START

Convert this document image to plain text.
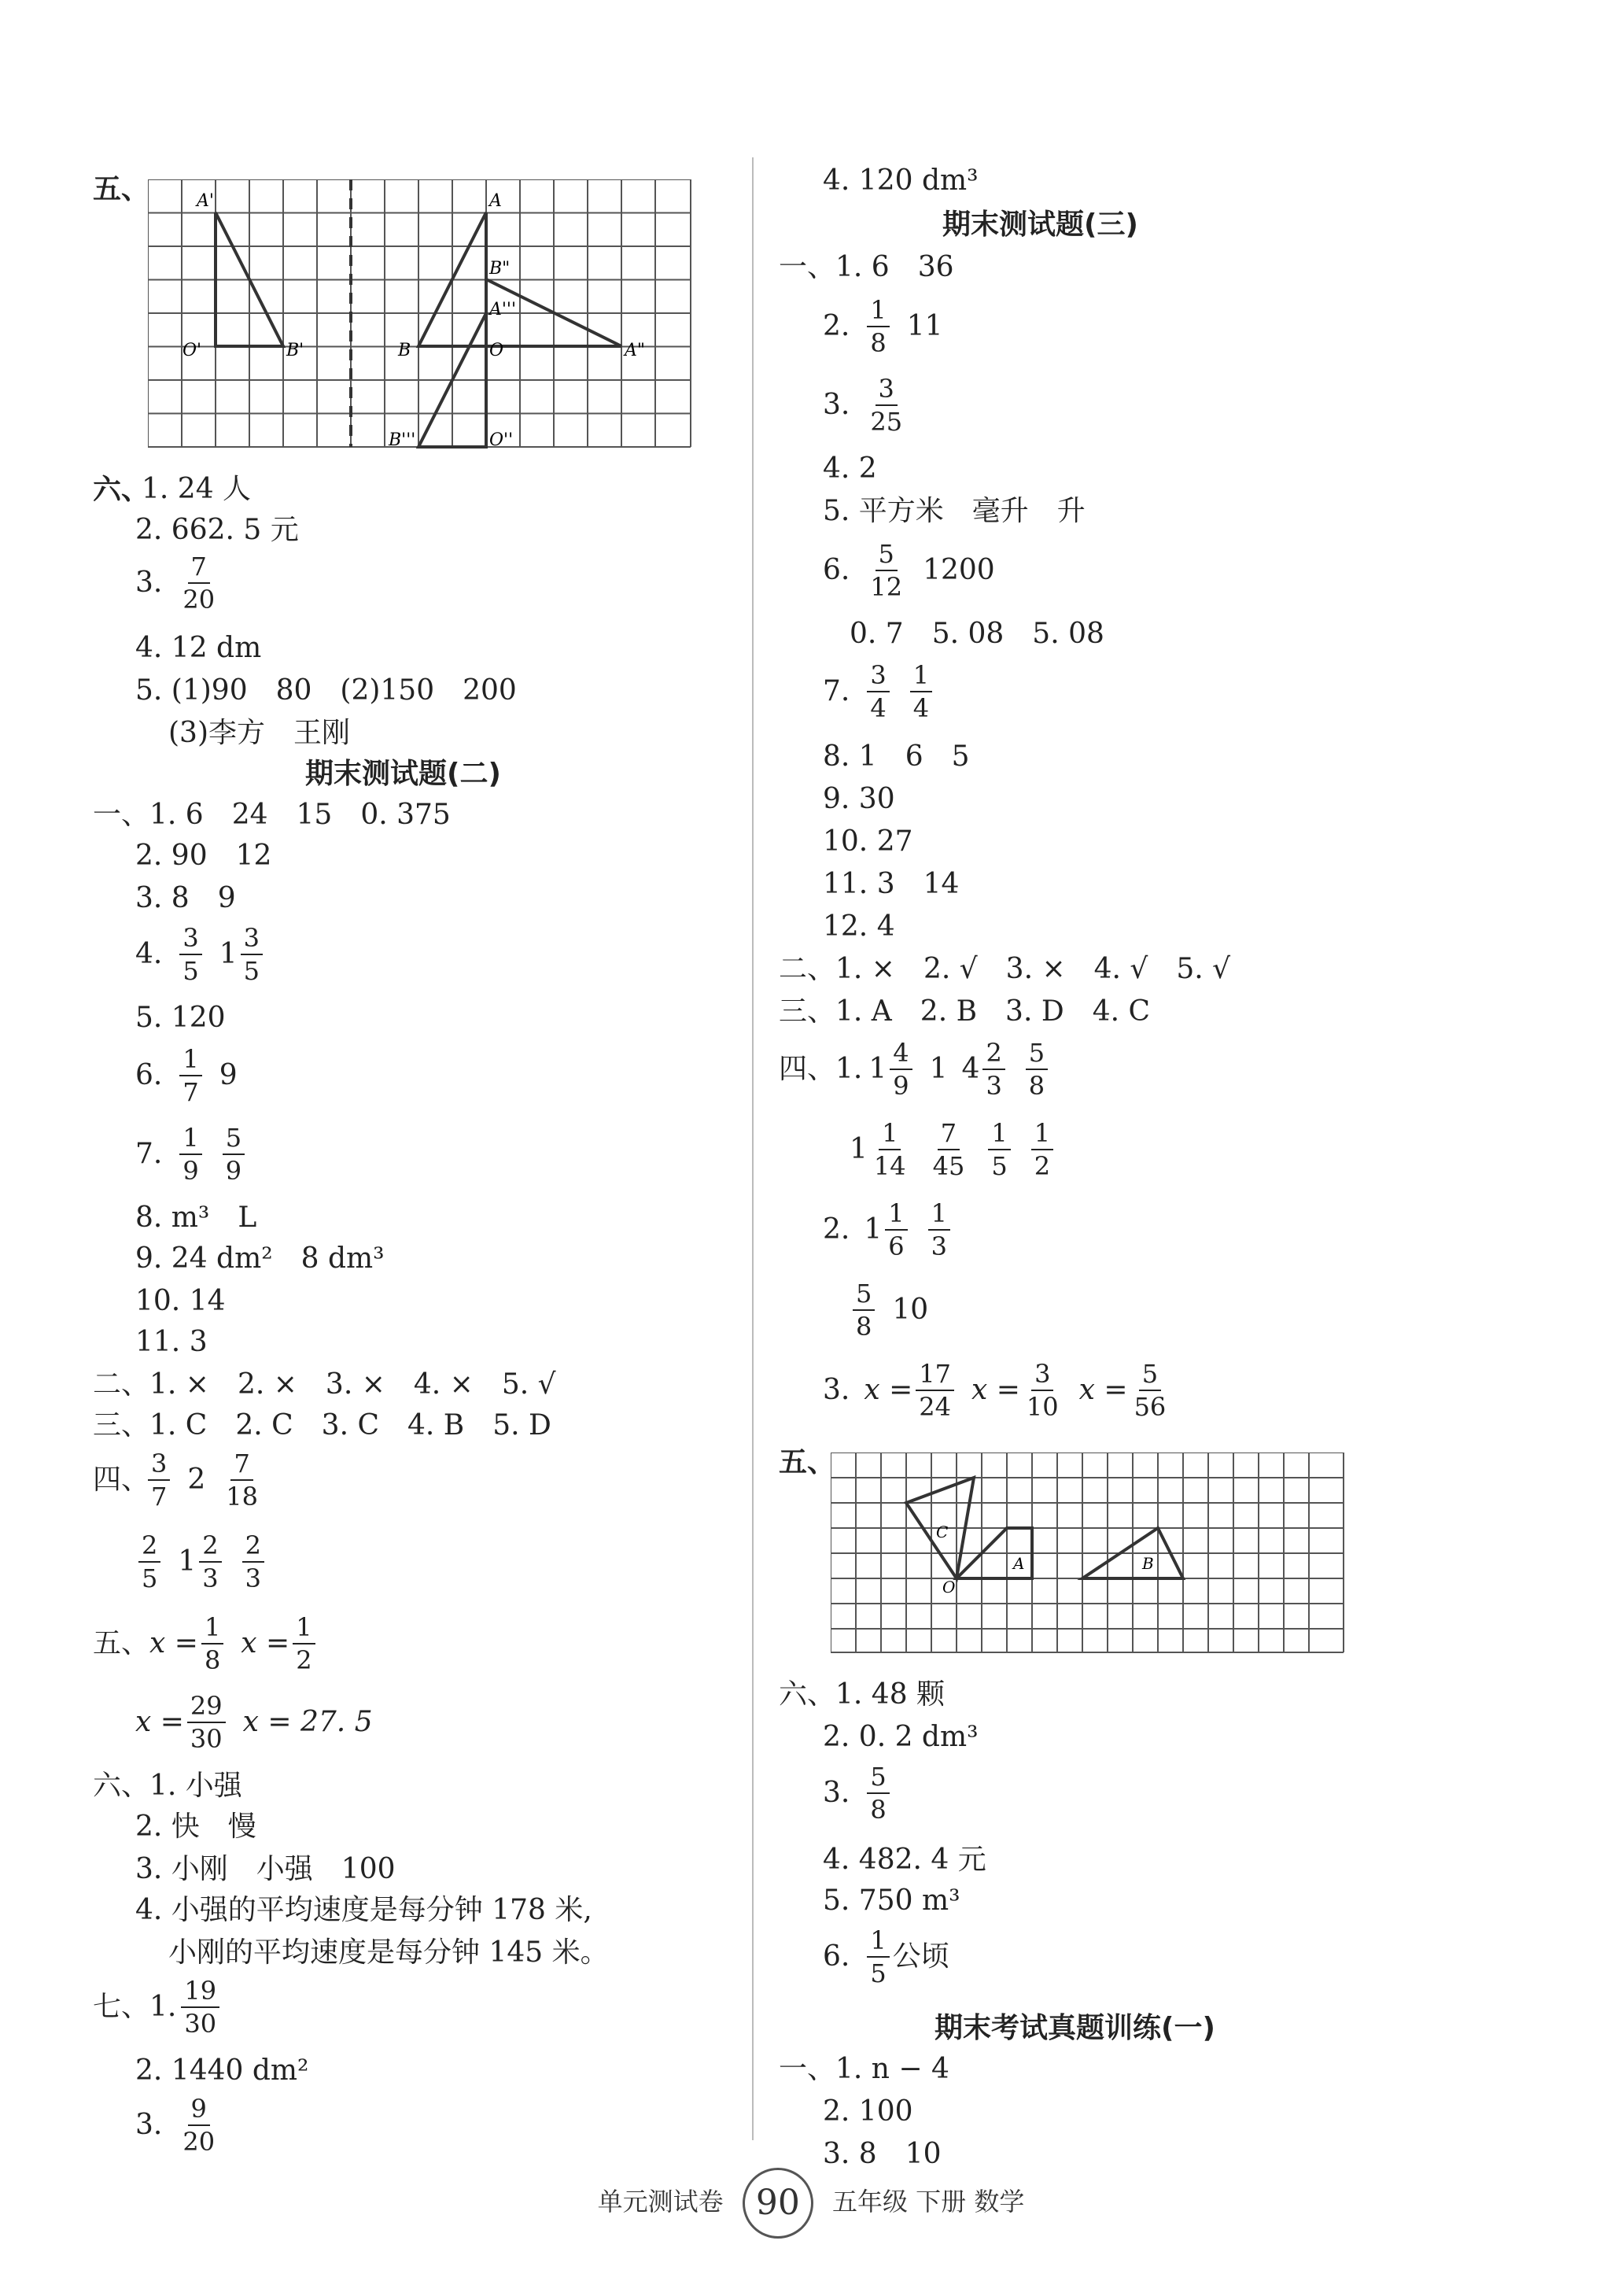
五、	A'
O'	B'
A
B"
A'''
B	O	A"
B'''	O''
六、
1. 24 人
2. 662. 5 元
3. $\frac{7}{20}$
4. 12 dm
5. (1)90　80　(2)150　200
(3)李方　王刚
期末测试题(二)
一、1. 6　24　15　0. 375
2. 90　12
3. 8　9
4. $\frac{3}{5} 1 \frac{3}{5}$
5. 120
6. $\frac{1}{7} 9$
7. $\frac{1}{9} \frac{5}{9}$
8. m³　L
9. 24 dm²　8 dm³
10. 14
11. 3
二、1. ×　2. ×　3. ×　4. ×　5. √
三、1. C　2. C　3. C　4. B　5. D
四、
$\frac{3}{7} 2 \frac{7}{18}$
$\frac{2}{5} 1 \frac{2}{3} \frac{2}{3}$
五、 $x = \frac{1}{8}$ $x = \frac{1}{2}$
$x = \frac{29}{30}$ x = 27. 5
六、1. 小强
2. 快　慢
3. 小刚　小强　100
4. 小强的平均速度是每分钟 178 米,
小刚的平均速度是每分钟 145 米。
七、1. $\frac{19}{30}$
2. 1440 dm²
3. $\frac{9}{20}$
4. 120 dm³
期末测试题(三)
一、1. 6　36
2. $\frac{1}{8} 11$
3. $\frac{3}{25}$
4. 2
5. 平方米　毫升　升
6. $\frac{5}{12} 1200$
0. 7　5. 08　5. 08
7. $\frac{3}{4} \frac{1}{4}$
8. 1　6　5
9. 30
10. 27
11. 3　14
12. 4
二、1. ×　2. √　3. ×　4. √　5. √
三、1. A　2. B　3. D　4. C
四、1. $1 \frac{4}{9} 1$ $4 \frac{2}{3} \frac{5}{8}$
$1 \frac{1}{14} \frac{7}{45} \frac{1}{5} \frac{1}{2}$
2. $1 \frac{1}{6} \frac{1}{3}$
$\frac{5}{8} 10$
3. $x = \frac{17}{24}$ $x = \frac{3}{10}$ $x = \frac{5}{56}$
五、
C
A	B
O
六、1. 48 颗
2. 0. 2 dm³
3. $\frac{5}{8}$
4. 482. 4 元
5. 750 m³
6. $\frac{1}{5}$ 公顷
期末考试真题训练(一)
一、1. n − 4
2. 100
3. 8　10
单元测试卷 90 五年级 下册 数学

END

__AIM__
Copy the listing word for word, excluding its pictures.

__EXPECTED ANSWER__
Convert this document image to plain text.
五、	A'
O'	B'
A
B"
A'''
B	O	A"
B'''	O''
六、
1. 24 人
2. 662. 5 元
3. $\frac{7}{20}$
4. 12 dm
5. (1)90　80　(2)150　200
(3)李方　王刚
期末测试题(二)
一、1. 6　24　15　0. 375
2. 90　12
3. 8　9
4. $\frac{3}{5} 1 \frac{3}{5}$
5. 120
6. $\frac{1}{7} 9$
7. $\frac{1}{9} \frac{5}{9}$
8. m³　L
9. 24 dm²　8 dm³
10. 14
11. 3
二、1. ×　2. ×　3. ×　4. ×　5. √
三、1. C　2. C　3. C　4. B　5. D
四、
$\frac{3}{7} 2 \frac{7}{18}$
$\frac{2}{5} 1 \frac{2}{3} \frac{2}{3}$
五、 $x = \frac{1}{8}$ $x = \frac{1}{2}$
$x = \frac{29}{30}$ x = 27. 5
六、1. 小强
2. 快　慢
3. 小刚　小强　100
4. 小强的平均速度是每分钟 178 米,
小刚的平均速度是每分钟 145 米。
七、1. $\frac{19}{30}$
2. 1440 dm²
3. $\frac{9}{20}$
4. 120 dm³
期末测试题(三)
一、1. 6　36
2. $\frac{1}{8} 11$
3. $\frac{3}{25}$
4. 2
5. 平方米　毫升　升
6. $\frac{5}{12} 1200$
0. 7　5. 08　5. 08
7. $\frac{3}{4} \frac{1}{4}$
8. 1　6　5
9. 30
10. 27
11. 3　14
12. 4
二、1. ×　2. √　3. ×　4. √　5. √
三、1. A　2. B　3. D　4. C
四、1. $1 \frac{4}{9} 1$ $4 \frac{2}{3} \frac{5}{8}$
$1 \frac{1}{14} \frac{7}{45} \frac{1}{5} \frac{1}{2}$
2. $1 \frac{1}{6} \frac{1}{3}$
$\frac{5}{8} 10$
3. $x = \frac{17}{24}$ $x = \frac{3}{10}$ $x = \frac{5}{56}$
五、
C
A	B
O
六、1. 48 颗
2. 0. 2 dm³
3. $\frac{5}{8}$
4. 482. 4 元
5. 750 m³
6. $\frac{1}{5}$ 公顷
期末考试真题训练(一)
一、1. n − 4
2. 100
3. 8　10
单元测试卷 90 五年级 下册 数学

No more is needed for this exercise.